::: Data extract

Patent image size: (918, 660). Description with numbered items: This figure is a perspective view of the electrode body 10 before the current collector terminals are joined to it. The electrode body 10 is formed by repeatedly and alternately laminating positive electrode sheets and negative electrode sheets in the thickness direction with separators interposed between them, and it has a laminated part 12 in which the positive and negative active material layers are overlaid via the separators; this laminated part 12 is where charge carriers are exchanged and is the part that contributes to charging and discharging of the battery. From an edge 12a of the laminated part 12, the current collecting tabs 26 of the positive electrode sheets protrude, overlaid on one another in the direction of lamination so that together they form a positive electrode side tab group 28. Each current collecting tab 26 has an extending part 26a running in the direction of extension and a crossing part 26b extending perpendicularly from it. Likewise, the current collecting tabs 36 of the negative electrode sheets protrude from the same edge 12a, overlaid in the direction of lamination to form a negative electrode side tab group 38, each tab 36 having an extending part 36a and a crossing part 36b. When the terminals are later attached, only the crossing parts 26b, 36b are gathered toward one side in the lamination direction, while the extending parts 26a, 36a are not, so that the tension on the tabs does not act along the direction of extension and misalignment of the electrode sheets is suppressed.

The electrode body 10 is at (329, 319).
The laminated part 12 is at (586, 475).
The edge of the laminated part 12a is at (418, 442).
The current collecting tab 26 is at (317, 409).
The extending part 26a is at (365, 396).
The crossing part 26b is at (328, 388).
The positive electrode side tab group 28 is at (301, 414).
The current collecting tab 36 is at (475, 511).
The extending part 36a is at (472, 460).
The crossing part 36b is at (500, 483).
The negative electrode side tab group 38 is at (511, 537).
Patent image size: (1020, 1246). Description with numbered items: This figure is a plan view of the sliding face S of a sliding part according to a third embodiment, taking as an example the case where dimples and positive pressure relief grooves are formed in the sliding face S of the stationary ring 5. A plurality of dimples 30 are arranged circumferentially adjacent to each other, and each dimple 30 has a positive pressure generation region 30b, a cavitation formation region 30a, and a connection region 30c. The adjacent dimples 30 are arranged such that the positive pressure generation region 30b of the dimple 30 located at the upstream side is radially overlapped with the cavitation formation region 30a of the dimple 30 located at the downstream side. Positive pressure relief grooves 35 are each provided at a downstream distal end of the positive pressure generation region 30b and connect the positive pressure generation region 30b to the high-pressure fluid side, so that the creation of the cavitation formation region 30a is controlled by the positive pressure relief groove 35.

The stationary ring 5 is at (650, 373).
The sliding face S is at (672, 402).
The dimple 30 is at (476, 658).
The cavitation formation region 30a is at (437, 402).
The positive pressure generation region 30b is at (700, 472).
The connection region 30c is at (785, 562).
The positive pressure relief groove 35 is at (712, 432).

::::::

* **Work to do**
Select each line of the material above that contains the word "cavitation".

* **Answer below**
Patent image size: (1020, 1246). Description with numbered items: This figure is a plan view of the sliding face S of a sliding part according to a third embodiment, taking as an example the case where dimples and positive pressure relief grooves are formed in the sliding face S of the stationary ring 5. A plurality of dimples 30 are arranged circumferentially adjacent to each other, and each dimple 30 has a positive pressure generation region 30b, a cavitation formation region 30a, and a connection region 30c. The adjacent dimples 30 are arranged such that the positive pressure generation region 30b of the dimple 30 located at the upstream side is radially overlapped with the cavitation formation region 30a of the dimple 30 located at the downstream side. Positive pressure relief grooves 35 are each provided at a downstream distal end of the positive pressure generation region 30b and connect the positive pressure generation region 30b to the high-pressure fluid side, so that the creation of the cavitation formation region 30a is controlled by the positive pressure relief groove 35.
The cavitation formation region 30a is at (437, 402).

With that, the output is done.